▶ Instrução 1
Responde às perguntas seguintes com base no texto sobre Churchill.
(a) Que cargo em Londres ocupa Boris Johnson?
(b) Com que palavras citadas descreve Johnson o génio de Churchill?
(c) Que quatro características atribuem a Churchill os seus críticos?

Winston Churchill visto por um discípulo conservador
Um retrato luminoso e divertido de um génio que não sobreviveria ao politicamente correcto do nosso tempo.
No julgamento da História não há lugar para figuras consensuais, mas há casos em que a avaliação entre o bom e o mau, entre o importante o negligenciável, entre o genial e a besta geram debates comuns aos das tribos do futebol. Veja-se o caso de Winston Churchill, que alguns consideram o mais corajoso, visionário e brilhante político século XX e outros apontam como a vulgar silhueta do imperialista, racista, alcoólico e brigão. Boris Johnson, mayor de Londres, putativo sucessor de David Cameron no Partido Conservador (o mesmo de Churchill, salvo alguns anos de interregno) e rosto principal da campanha pela saída do Reino Unido da União Europeia, entra na disputa e não engana ninguém sobre o que o move: se é verdade que não se furta a analisar e a discutir os muitos pontos fracos de Churchill, também é verdade que o defende e que defende o seu legado com o ímpeto de um discípulo. Johnson tem a consciência “aguda” de que está a lidar com “um génio com uma energia e fecundidade ímpares” e o seu livro deixa transparecer essa devoção até ao limiar da hagiografia.

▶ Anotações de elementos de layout
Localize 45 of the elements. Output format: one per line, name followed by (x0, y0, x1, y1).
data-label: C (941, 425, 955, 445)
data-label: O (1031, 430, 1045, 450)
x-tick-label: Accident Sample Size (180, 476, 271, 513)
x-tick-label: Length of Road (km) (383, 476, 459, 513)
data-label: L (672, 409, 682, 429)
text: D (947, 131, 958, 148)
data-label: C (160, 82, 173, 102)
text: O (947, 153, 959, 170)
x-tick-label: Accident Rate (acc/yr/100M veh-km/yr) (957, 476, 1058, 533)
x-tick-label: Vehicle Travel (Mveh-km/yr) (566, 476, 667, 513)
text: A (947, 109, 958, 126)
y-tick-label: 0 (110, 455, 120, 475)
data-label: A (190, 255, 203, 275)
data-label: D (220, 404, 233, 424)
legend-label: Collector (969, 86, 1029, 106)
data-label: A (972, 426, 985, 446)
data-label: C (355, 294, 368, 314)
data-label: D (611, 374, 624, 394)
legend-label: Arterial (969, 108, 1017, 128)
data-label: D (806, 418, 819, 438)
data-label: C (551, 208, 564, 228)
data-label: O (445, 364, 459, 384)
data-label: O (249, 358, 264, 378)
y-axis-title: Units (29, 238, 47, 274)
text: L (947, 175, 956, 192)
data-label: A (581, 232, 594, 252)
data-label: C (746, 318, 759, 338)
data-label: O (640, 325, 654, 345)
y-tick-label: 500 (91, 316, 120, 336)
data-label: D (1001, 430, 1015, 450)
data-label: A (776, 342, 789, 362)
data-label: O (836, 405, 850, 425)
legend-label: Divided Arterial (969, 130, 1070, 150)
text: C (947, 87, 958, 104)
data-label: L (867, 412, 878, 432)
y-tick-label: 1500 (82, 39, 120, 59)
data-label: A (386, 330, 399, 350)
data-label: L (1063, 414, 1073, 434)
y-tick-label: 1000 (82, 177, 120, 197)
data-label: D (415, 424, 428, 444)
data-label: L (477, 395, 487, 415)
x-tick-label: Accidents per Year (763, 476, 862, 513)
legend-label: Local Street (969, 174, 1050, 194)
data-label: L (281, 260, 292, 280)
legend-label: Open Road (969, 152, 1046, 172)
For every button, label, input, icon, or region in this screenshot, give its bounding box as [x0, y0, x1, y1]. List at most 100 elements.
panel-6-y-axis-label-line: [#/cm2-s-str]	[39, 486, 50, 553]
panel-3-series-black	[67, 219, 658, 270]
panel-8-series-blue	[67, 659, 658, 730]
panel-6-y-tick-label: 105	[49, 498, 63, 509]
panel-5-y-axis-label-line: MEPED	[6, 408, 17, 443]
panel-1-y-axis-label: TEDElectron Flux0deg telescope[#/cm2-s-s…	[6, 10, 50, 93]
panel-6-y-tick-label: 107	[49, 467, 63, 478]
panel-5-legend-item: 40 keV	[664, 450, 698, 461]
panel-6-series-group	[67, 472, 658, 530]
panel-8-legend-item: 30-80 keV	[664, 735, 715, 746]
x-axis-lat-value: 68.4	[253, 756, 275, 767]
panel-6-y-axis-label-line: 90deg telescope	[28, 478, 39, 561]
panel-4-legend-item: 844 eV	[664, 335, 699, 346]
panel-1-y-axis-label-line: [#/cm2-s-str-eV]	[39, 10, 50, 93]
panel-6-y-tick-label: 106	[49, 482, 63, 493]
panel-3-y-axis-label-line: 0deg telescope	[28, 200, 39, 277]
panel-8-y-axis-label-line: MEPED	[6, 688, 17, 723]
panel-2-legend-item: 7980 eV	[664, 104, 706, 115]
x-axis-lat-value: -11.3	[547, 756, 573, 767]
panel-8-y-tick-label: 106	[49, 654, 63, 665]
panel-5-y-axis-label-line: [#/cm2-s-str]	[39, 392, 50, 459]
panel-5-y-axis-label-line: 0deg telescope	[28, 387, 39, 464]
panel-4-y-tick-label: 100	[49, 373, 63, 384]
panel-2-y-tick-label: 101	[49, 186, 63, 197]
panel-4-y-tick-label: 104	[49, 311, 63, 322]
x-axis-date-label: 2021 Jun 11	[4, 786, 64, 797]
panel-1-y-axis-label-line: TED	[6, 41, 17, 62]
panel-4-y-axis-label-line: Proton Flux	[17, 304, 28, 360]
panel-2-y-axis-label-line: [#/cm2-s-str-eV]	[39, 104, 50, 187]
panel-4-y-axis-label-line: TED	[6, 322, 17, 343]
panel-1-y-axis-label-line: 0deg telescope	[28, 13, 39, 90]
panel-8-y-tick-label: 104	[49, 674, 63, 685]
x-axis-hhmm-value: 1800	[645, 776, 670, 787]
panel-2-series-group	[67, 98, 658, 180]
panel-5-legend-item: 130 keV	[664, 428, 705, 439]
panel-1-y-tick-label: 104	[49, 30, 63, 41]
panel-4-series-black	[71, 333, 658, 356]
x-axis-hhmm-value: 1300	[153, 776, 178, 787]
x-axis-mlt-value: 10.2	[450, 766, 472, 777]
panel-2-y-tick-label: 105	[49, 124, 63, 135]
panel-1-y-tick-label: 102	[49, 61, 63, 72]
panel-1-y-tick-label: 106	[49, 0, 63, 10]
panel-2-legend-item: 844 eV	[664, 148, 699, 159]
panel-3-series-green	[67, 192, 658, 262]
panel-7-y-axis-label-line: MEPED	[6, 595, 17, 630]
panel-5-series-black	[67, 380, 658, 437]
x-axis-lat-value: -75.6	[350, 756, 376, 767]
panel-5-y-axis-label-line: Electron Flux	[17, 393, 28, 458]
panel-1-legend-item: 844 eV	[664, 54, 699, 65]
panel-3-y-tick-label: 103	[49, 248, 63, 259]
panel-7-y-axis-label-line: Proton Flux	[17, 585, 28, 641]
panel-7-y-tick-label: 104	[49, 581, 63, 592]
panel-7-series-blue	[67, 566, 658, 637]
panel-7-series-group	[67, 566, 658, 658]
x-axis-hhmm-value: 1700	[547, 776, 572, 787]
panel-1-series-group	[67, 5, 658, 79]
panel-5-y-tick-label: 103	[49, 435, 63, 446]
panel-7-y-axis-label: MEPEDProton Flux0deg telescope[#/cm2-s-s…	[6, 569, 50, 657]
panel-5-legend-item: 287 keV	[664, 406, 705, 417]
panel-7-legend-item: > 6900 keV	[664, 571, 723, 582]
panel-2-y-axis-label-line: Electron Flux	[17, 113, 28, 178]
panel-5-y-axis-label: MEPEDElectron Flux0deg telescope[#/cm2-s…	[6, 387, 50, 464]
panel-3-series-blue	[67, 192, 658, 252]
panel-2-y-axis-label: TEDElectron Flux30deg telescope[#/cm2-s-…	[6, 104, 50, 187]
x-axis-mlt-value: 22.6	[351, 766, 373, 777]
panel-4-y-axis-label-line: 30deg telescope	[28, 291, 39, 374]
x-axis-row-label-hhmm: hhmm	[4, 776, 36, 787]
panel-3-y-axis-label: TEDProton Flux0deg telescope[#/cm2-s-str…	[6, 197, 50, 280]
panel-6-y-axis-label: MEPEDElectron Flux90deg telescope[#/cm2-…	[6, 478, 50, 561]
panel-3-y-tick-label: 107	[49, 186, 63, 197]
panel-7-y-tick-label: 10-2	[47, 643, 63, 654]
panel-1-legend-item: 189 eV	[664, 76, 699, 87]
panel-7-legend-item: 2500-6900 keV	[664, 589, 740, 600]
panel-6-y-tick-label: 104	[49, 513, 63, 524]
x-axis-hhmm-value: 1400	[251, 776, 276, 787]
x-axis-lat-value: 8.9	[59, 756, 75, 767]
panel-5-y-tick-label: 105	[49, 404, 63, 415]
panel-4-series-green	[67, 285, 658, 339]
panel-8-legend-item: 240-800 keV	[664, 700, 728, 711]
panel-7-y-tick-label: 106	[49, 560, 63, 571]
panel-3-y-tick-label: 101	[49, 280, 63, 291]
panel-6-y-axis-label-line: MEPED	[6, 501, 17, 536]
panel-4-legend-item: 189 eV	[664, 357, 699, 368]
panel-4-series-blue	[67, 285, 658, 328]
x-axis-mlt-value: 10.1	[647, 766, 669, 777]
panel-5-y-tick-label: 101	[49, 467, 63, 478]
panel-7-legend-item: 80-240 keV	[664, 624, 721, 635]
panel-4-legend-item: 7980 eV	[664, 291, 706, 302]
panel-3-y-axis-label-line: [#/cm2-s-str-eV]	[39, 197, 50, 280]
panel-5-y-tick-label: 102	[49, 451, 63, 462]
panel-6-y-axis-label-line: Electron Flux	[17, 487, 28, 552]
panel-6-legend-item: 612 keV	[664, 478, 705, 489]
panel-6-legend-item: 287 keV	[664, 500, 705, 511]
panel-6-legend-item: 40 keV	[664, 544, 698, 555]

▶ Instrução 2
Reproduz sem alterações as linhas dos registos, desde a primeira até à linha que contém "data-label: A (386, 330, 399, 350)", inclusive.

▶ Resposta 1
(a) Boris Johnson é mayor de Londres.
(b) Descreve-o como "um génio com uma energia e fecundidade ímpares".
(c) Os críticos apontam-no como imperialista, racista, alcoólico e brigão.

▶ Resposta 2
Localize 45 of the elements. Output format: one per line, name followed by (x0, y0, x1, y1).
data-label: C (941, 425, 955, 445)
data-label: O (1031, 430, 1045, 450)
x-tick-label: Accident Sample Size (180, 476, 271, 513)
x-tick-label: Length of Road (km) (383, 476, 459, 513)
data-label: L (672, 409, 682, 429)
text: D (947, 131, 958, 148)
data-label: C (160, 82, 173, 102)
text: O (947, 153, 959, 170)
x-tick-label: Accident Rate (acc/yr/100M veh-km/yr) (957, 476, 1058, 533)
x-tick-label: Vehicle Travel (Mveh-km/yr) (566, 476, 667, 513)
text: A (947, 109, 958, 126)
y-tick-label: 0 (110, 455, 120, 475)
data-label: A (190, 255, 203, 275)
data-label: D (220, 404, 233, 424)
legend-label: Collector (969, 86, 1029, 106)
data-label: A (972, 426, 985, 446)
data-label: C (355, 294, 368, 314)
data-label: D (611, 374, 624, 394)
legend-label: Arterial (969, 108, 1017, 128)
data-label: D (806, 418, 819, 438)
data-label: C (551, 208, 564, 228)
data-label: O (445, 364, 459, 384)
data-label: O (249, 358, 264, 378)
y-axis-title: Units (29, 238, 47, 274)
text: L (947, 175, 956, 192)
data-label: A (581, 232, 594, 252)
data-label: C (746, 318, 759, 338)
data-label: O (640, 325, 654, 345)
y-tick-label: 500 (91, 316, 120, 336)
data-label: D (1001, 430, 1015, 450)
data-label: A (776, 342, 789, 362)
data-label: O (836, 405, 850, 425)
legend-label: Divided Arterial (969, 130, 1070, 150)
text: C (947, 87, 958, 104)
data-label: L (867, 412, 878, 432)
y-tick-label: 1500 (82, 39, 120, 59)
data-label: A (386, 330, 399, 350)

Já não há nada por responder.